Tasks and exercises:
[A] Decide whether each statement below agrees with the strawberry loaf recipe. Answer yes or no, and quote the words of the recipe that settle it: (i) The oven is to be preheated to 180’C. (ii) The yogurt goes in before the eggs are beaten with the coconut oil. (iii) Tossing the strawberries in the flour mix is meant to keep them from sinking.
[B] Supply the next part of the strawberry loaf recipe, continuing after its final sentence.

Extract provided:
● ● ● ●
Preheat the oven to 180’C, 350’F. Prepare an 8inch loaf pan.
In a large bowl, combine the dry ingredients.
In another bowl, beat together the melted coconut oil, maple/honey and eggs. Once combined, add the yogurt. The coconut oil may harden somewhat if your yogurt is straight from the fridge, so it may help to leave the 1c yogurt on the counter for a bit before you start. Add the vanilla extract and stir until batter is smooth and uniform.
Add the chopped strawbs to the dry flour mix - toss gently until the berries are covered with flour. This should help stop the berries sinking to the bottom of the cake.
Add the wet mix to the flour/berries and stir until just combined.
Pour the batter into your prepared pan and bake for around 60 minutes - if the top seems to be browning too fast, you can ‘tent’ it with some foil loosely over the top. Either way the top will crack, that’s ok, loaves are kind of cute in that rustic way.
● ● ● ●
Information supplied:
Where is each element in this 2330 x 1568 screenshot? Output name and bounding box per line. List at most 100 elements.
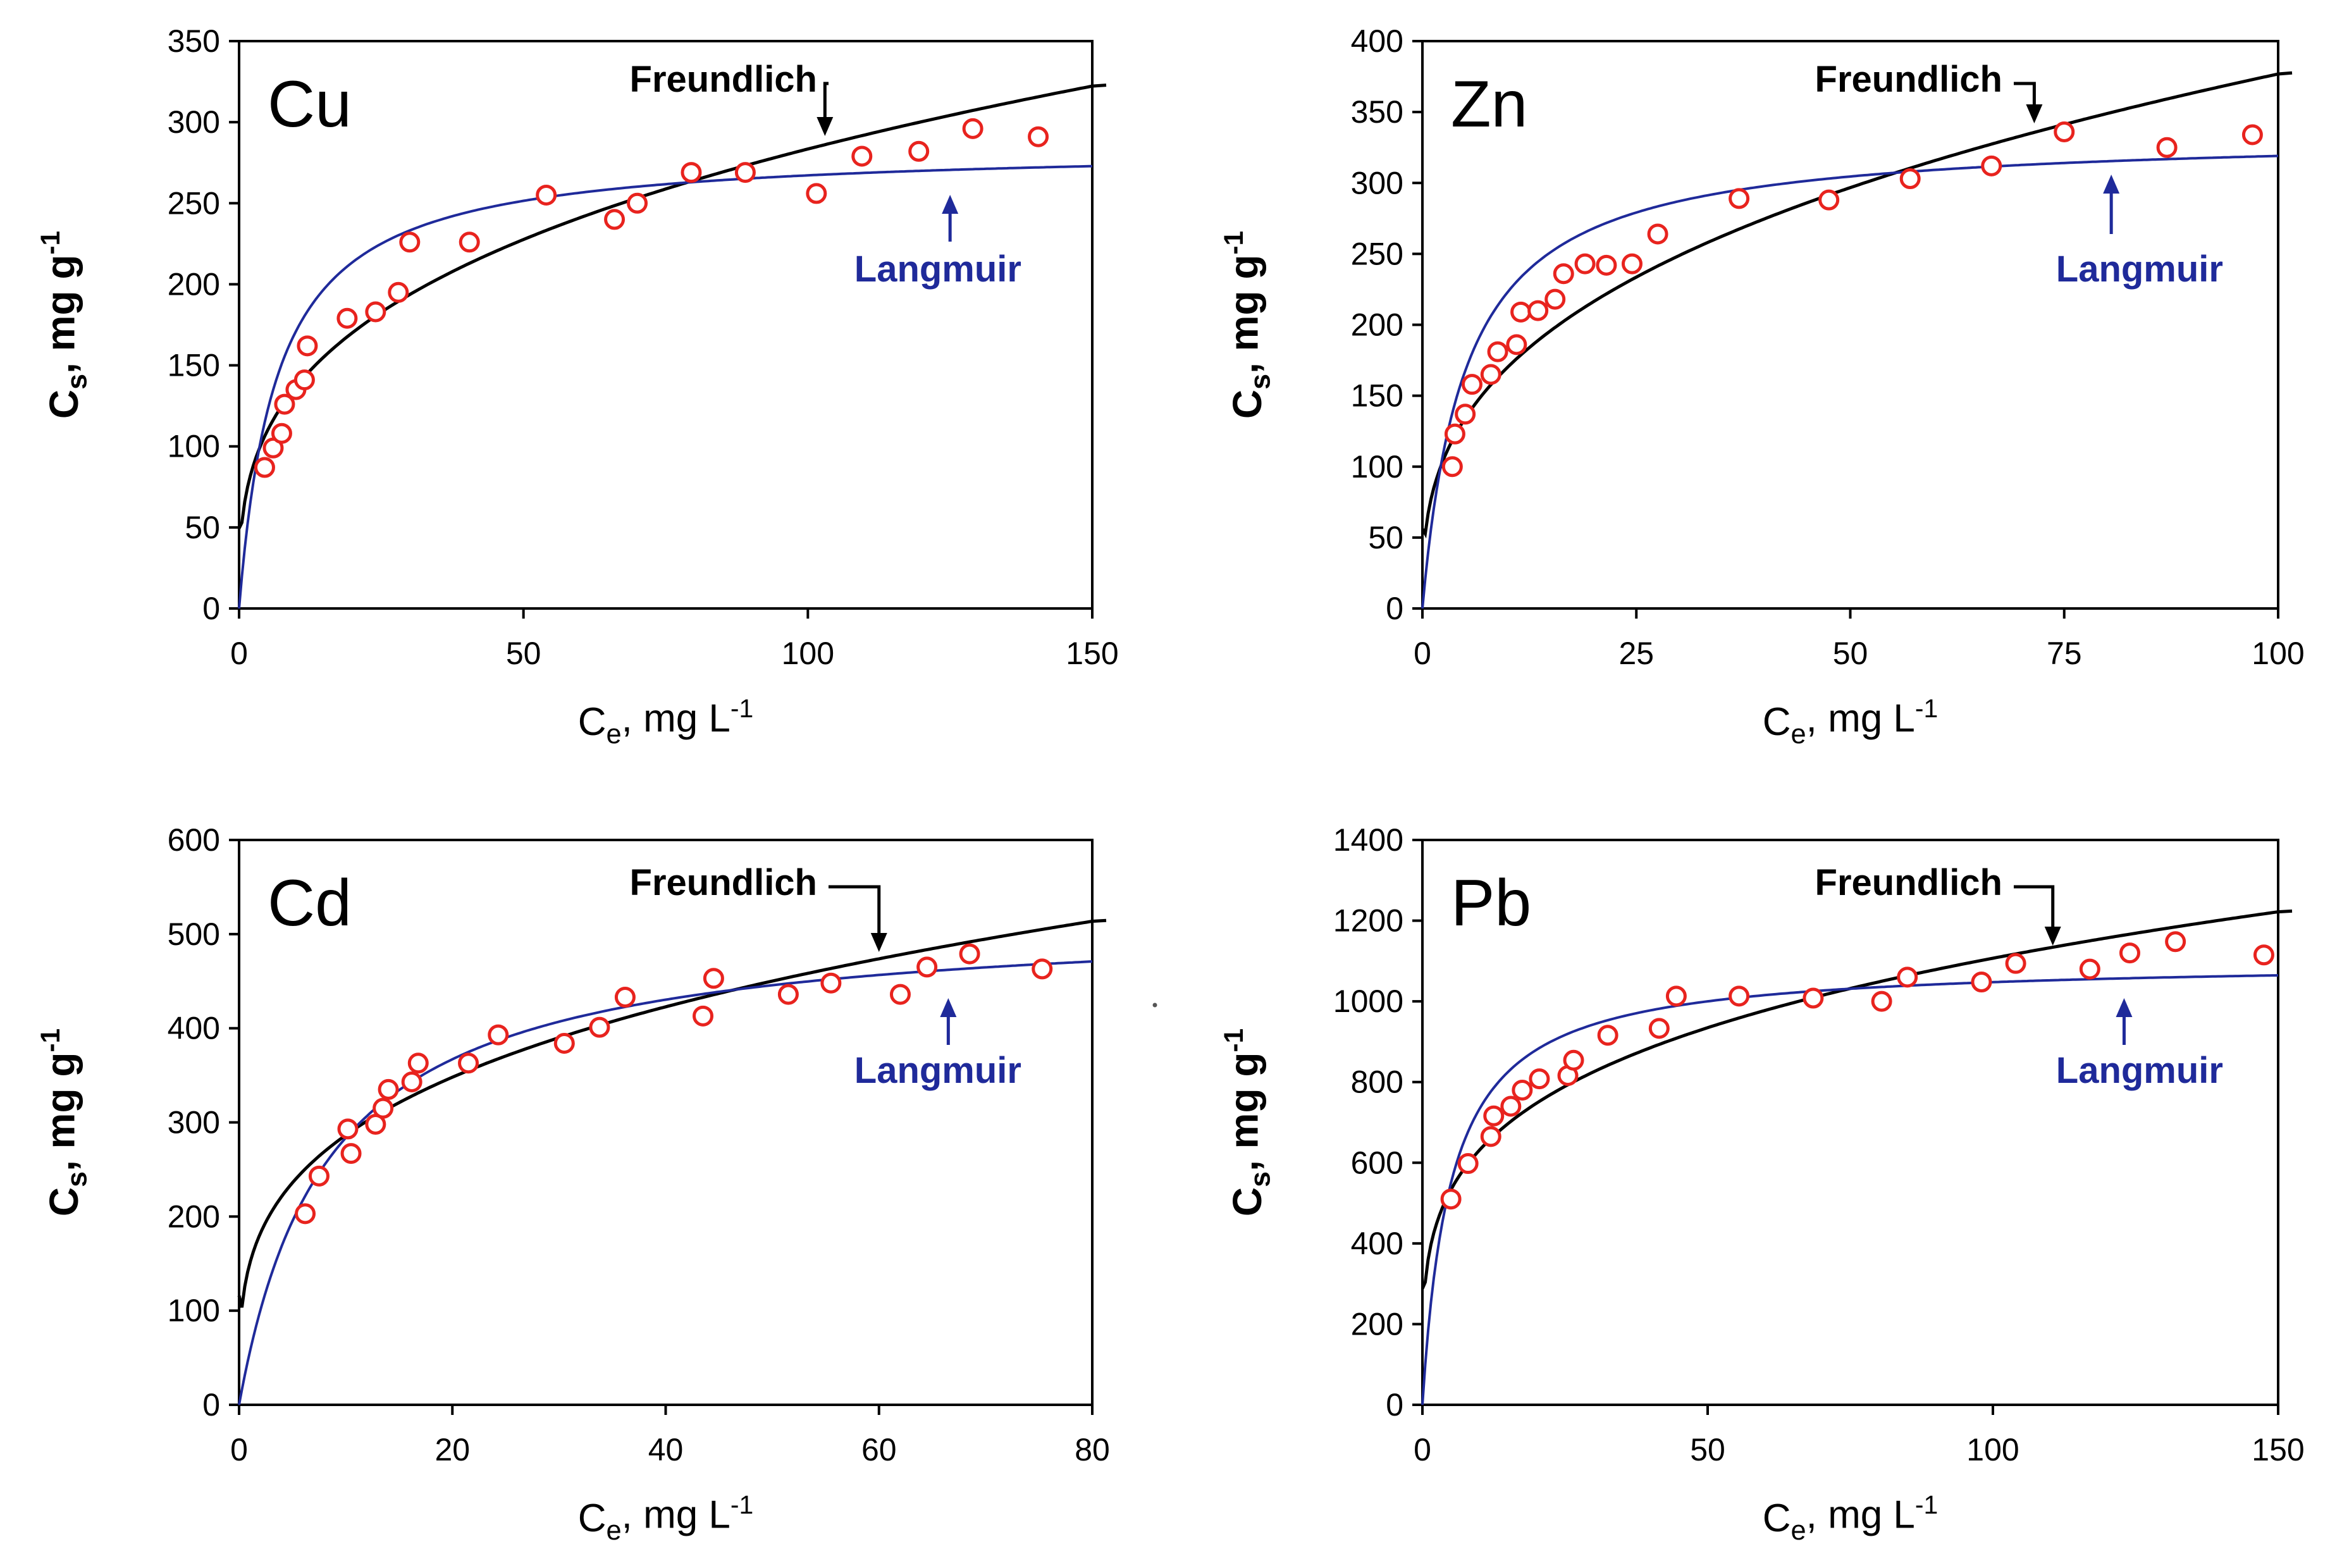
data-point bbox=[1487, 341, 1508, 362]
data-point bbox=[1899, 168, 1921, 190]
x-tick-label: 150 bbox=[1066, 636, 1118, 671]
chart-panel-pb: 0 50 100 150 0 200 400 600 800 1000 1200 1400 Ce, mg… bbox=[1219, 822, 2305, 1546]
freundlich-arrow-head bbox=[870, 933, 887, 952]
data-point bbox=[553, 1032, 575, 1054]
data-point bbox=[407, 1053, 429, 1074]
y-tick-label: 150 bbox=[168, 348, 220, 383]
x-axis-label: Ce, mg L-1 bbox=[1763, 1490, 1939, 1546]
freundlich-arrow-line bbox=[823, 82, 829, 118]
chart-panel-cu: 0 50 100 150 0 50 100 150 200 250 300 350 Ce, mg L-1… bbox=[35, 23, 1119, 750]
x-tick-label: 0 bbox=[1414, 1432, 1431, 1467]
data-point bbox=[1971, 972, 1992, 993]
x-tick-label: 20 bbox=[435, 1432, 470, 1467]
data-point bbox=[373, 1097, 394, 1119]
freundlich-arrow-line bbox=[2014, 885, 2055, 928]
x-tick-label: 0 bbox=[230, 1432, 248, 1467]
data-point bbox=[777, 984, 799, 1005]
freundlich-label: Freundlich bbox=[1815, 862, 2002, 903]
data-point bbox=[1527, 300, 1549, 321]
data-point bbox=[536, 184, 557, 206]
x-tick-label: 0 bbox=[230, 636, 248, 671]
data-point bbox=[1665, 985, 1687, 1007]
langmuir-label: Langmuir bbox=[854, 249, 1021, 290]
data-point bbox=[388, 281, 409, 303]
data-point bbox=[1512, 1079, 1533, 1101]
freundlich-arrow-head bbox=[2044, 927, 2061, 946]
data-point bbox=[1574, 253, 1596, 275]
y-tick-label: 350 bbox=[168, 23, 220, 59]
data-point bbox=[703, 968, 724, 989]
y-tick-label: 300 bbox=[168, 104, 220, 140]
y-tick-label: 200 bbox=[168, 1199, 220, 1234]
x-axis-label: Ce, mg L-1 bbox=[578, 1490, 754, 1546]
data-point bbox=[1480, 364, 1501, 385]
data-point bbox=[1897, 966, 1918, 988]
freundlich-label: Freundlich bbox=[630, 59, 817, 100]
y-axis-label: Cs, mg g-1 bbox=[1219, 1028, 1276, 1216]
freundlich-arrow-head bbox=[817, 117, 834, 136]
y-tick-label: 100 bbox=[168, 429, 220, 464]
y-tick-label: 500 bbox=[168, 917, 220, 952]
y-tick-label: 200 bbox=[1351, 1306, 1403, 1342]
data-point bbox=[1529, 1068, 1550, 1090]
data-point bbox=[340, 1143, 362, 1164]
y-tick-label: 350 bbox=[1351, 94, 1403, 130]
x-tick-label: 50 bbox=[1833, 636, 1868, 671]
x-tick-label: 50 bbox=[1690, 1432, 1725, 1467]
data-point bbox=[2005, 953, 2026, 974]
data-point bbox=[1483, 1105, 1505, 1127]
y-axis-label: Cs, mg g-1 bbox=[1219, 231, 1276, 419]
y-tick-label: 50 bbox=[1368, 520, 1403, 555]
freundlich-curve bbox=[1421, 71, 2293, 539]
freundlich-label: Freundlich bbox=[630, 862, 817, 903]
data-point bbox=[1729, 188, 1750, 209]
data-point bbox=[1032, 958, 1053, 980]
data-point bbox=[627, 192, 648, 214]
x-tick-label: 80 bbox=[1075, 1432, 1110, 1467]
data-point bbox=[1563, 1049, 1584, 1071]
data-point bbox=[1461, 374, 1482, 395]
langmuir-curve bbox=[1421, 154, 2279, 609]
panel-label: Cd bbox=[268, 867, 352, 940]
y-tick-label: 1200 bbox=[1333, 903, 1403, 939]
data-point bbox=[488, 1024, 509, 1046]
x-tick-label: 150 bbox=[2252, 1432, 2304, 1467]
y-tick-label: 1000 bbox=[1333, 984, 1403, 1019]
y-tick-label: 1400 bbox=[1333, 822, 1403, 858]
data-point bbox=[1544, 288, 1566, 310]
data-point bbox=[1803, 987, 1824, 1009]
y-tick-label: 0 bbox=[1386, 591, 1403, 626]
data-point bbox=[806, 183, 827, 204]
data-point bbox=[2119, 942, 2140, 964]
y-tick-label: 150 bbox=[1351, 378, 1403, 414]
data-point bbox=[1621, 253, 1643, 275]
data-point bbox=[2054, 121, 2075, 143]
y-tick-label: 250 bbox=[168, 185, 220, 221]
y-tick-label: 50 bbox=[185, 510, 220, 545]
data-point bbox=[295, 1203, 316, 1225]
data-point bbox=[254, 457, 275, 478]
y-tick-label: 0 bbox=[202, 591, 220, 626]
y-tick-label: 300 bbox=[1351, 165, 1403, 201]
data-point bbox=[1871, 991, 1892, 1012]
data-point bbox=[1028, 126, 1049, 147]
x-tick-label: 75 bbox=[2047, 636, 2082, 671]
data-point bbox=[916, 956, 938, 978]
data-point bbox=[1444, 423, 1465, 445]
data-point bbox=[589, 1016, 610, 1038]
y-tick-label: 200 bbox=[168, 266, 220, 302]
panel-label: Zn bbox=[1451, 68, 1527, 141]
x-tick-label: 100 bbox=[2252, 636, 2304, 671]
langmuir-arrow-head bbox=[940, 998, 957, 1017]
data-point bbox=[2241, 124, 2263, 145]
panel-label: Cu bbox=[268, 68, 352, 141]
data-point bbox=[959, 943, 980, 965]
y-tick-label: 600 bbox=[168, 822, 220, 858]
data-point bbox=[681, 162, 702, 183]
data-point bbox=[1441, 456, 1463, 478]
data-point bbox=[820, 972, 842, 994]
freundlich-arrow-head bbox=[2026, 104, 2043, 123]
y-tick-label: 0 bbox=[202, 1387, 220, 1423]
● ● ● ●
Results of the exercise:
[A]
(i) Yes: "Preheat the oven to 180’C, 350’F."
(ii) No: "beat together the melted coconut oil, maple/honey and eggs. Once combined, add the yogurt."
(iii) Yes: "This should help stop the berries sinking to the bottom of the cake."

[B]
Transfer to a cooling rack and let the loaf cool before cutting - like a lot of gluten free breads/baked things it will be a bit fragile before that. The loaf will keep for about 5 days in the fridge, or will freeze/defrost nicely.

*I think instead of flax meal you could use rolled oats, 1/4c (50g) should work well instead, in case you don’t keep flax around. Of course it wouldn’t be a flax loaf anymore, but will be great all the same.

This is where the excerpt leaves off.